--- START OF RECORDS TO USE ---
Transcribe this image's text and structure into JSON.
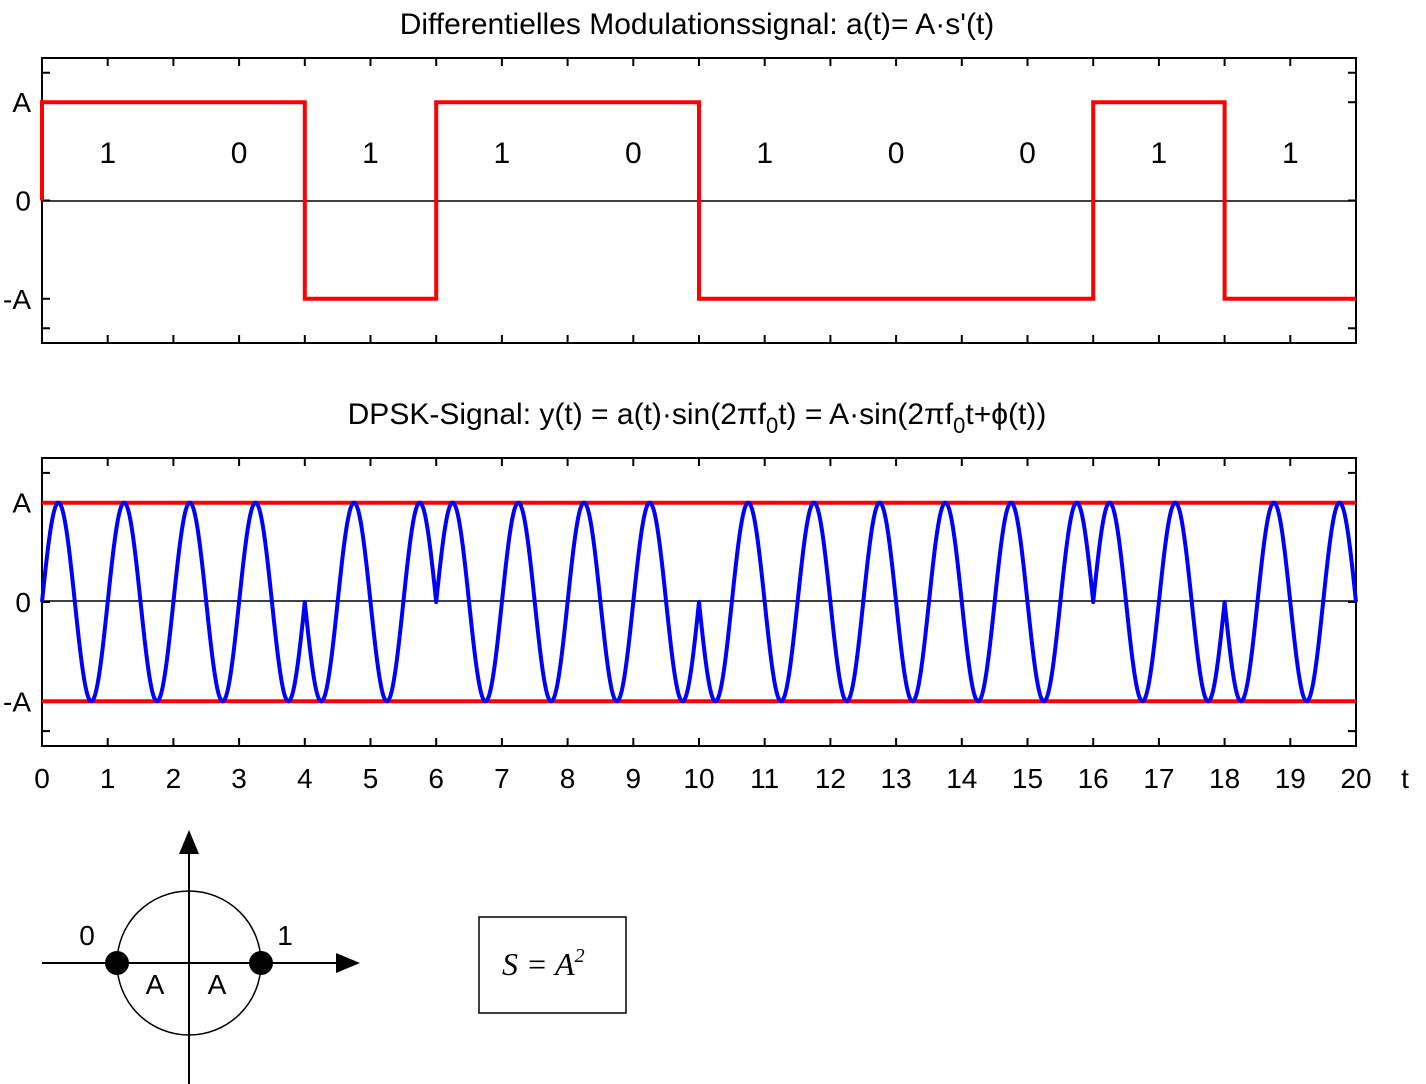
{
  "chart_data": [
    {
      "type": "line",
      "title_parts": [
        "Differentielles Modulationssignal:  a(t)= A·s'(t)"
      ],
      "y_tick_labels": [
        "A",
        "0",
        "-A"
      ],
      "xlim": [
        0,
        20
      ],
      "ylim": [
        -1.45,
        1.45
      ],
      "bits": [
        "1",
        "0",
        "1",
        "1",
        "0",
        "1",
        "0",
        "0",
        "1",
        "1"
      ],
      "series": [
        {
          "color": "#ff0000",
          "step_x": [
            0,
            4,
            6,
            10,
            16,
            18,
            20
          ],
          "step_y": [
            1,
            -1,
            1,
            -1,
            1,
            -1
          ]
        }
      ]
    },
    {
      "type": "line",
      "title_parts": [
        "DPSK-Signal:  y(t) = a(t)·sin(2πf",
        "0",
        "t) = A·sin(2πf",
        "0",
        "t+ϕ(t))"
      ],
      "y_tick_labels": [
        "A",
        "0",
        "-A"
      ],
      "x_tick_labels": [
        "0",
        "1",
        "2",
        "3",
        "4",
        "5",
        "6",
        "7",
        "8",
        "9",
        "10",
        "11",
        "12",
        "13",
        "14",
        "15",
        "16",
        "17",
        "18",
        "19",
        "20"
      ],
      "x_axis_label": "t",
      "xlim": [
        0,
        20
      ],
      "ylim": [
        -1.45,
        1.45
      ],
      "carrier_cycles_per_unit": 1,
      "envelope_levels": [
        1,
        -1
      ],
      "colors": {
        "signal": "#0000ff",
        "envelope": "#ff0000"
      }
    }
  ],
  "constellation": {
    "points": [
      {
        "label": "0",
        "x": -1,
        "y": 0
      },
      {
        "label": "1",
        "x": 1,
        "y": 0
      }
    ],
    "radius_labels": [
      "A",
      "A"
    ]
  },
  "formula": {
    "base": "S = A",
    "exponent": "2"
  }
}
--- END OF RECORDS TO USE ---
### AIM OF THE TASK
Print the full listing exactly, dropping the pictures.

### OUTPUT
Transcribe this image's text and structure into JSON.
{
  "chart_data": [
    {
      "type": "line",
      "title_parts": [
        "Differentielles Modulationssignal:  a(t)= A·s'(t)"
      ],
      "y_tick_labels": [
        "A",
        "0",
        "-A"
      ],
      "xlim": [
        0,
        20
      ],
      "ylim": [
        -1.45,
        1.45
      ],
      "bits": [
        "1",
        "0",
        "1",
        "1",
        "0",
        "1",
        "0",
        "0",
        "1",
        "1"
      ],
      "series": [
        {
          "color": "#ff0000",
          "step_x": [
            0,
            4,
            6,
            10,
            16,
            18,
            20
          ],
          "step_y": [
            1,
            -1,
            1,
            -1,
            1,
            -1
          ]
        }
      ]
    },
    {
      "type": "line",
      "title_parts": [
        "DPSK-Signal:  y(t) = a(t)·sin(2πf",
        "0",
        "t) = A·sin(2πf",
        "0",
        "t+ϕ(t))"
      ],
      "y_tick_labels": [
        "A",
        "0",
        "-A"
      ],
      "x_tick_labels": [
        "0",
        "1",
        "2",
        "3",
        "4",
        "5",
        "6",
        "7",
        "8",
        "9",
        "10",
        "11",
        "12",
        "13",
        "14",
        "15",
        "16",
        "17",
        "18",
        "19",
        "20"
      ],
      "x_axis_label": "t",
      "xlim": [
        0,
        20
      ],
      "ylim": [
        -1.45,
        1.45
      ],
      "carrier_cycles_per_unit": 1,
      "envelope_levels": [
        1,
        -1
      ],
      "colors": {
        "signal": "#0000ff",
        "envelope": "#ff0000"
      }
    }
  ],
  "constellation": {
    "points": [
      {
        "label": "0",
        "x": -1,
        "y": 0
      },
      {
        "label": "1",
        "x": 1,
        "y": 0
      }
    ],
    "radius_labels": [
      "A",
      "A"
    ]
  },
  "formula": {
    "base": "S = A",
    "exponent": "2"
  }
}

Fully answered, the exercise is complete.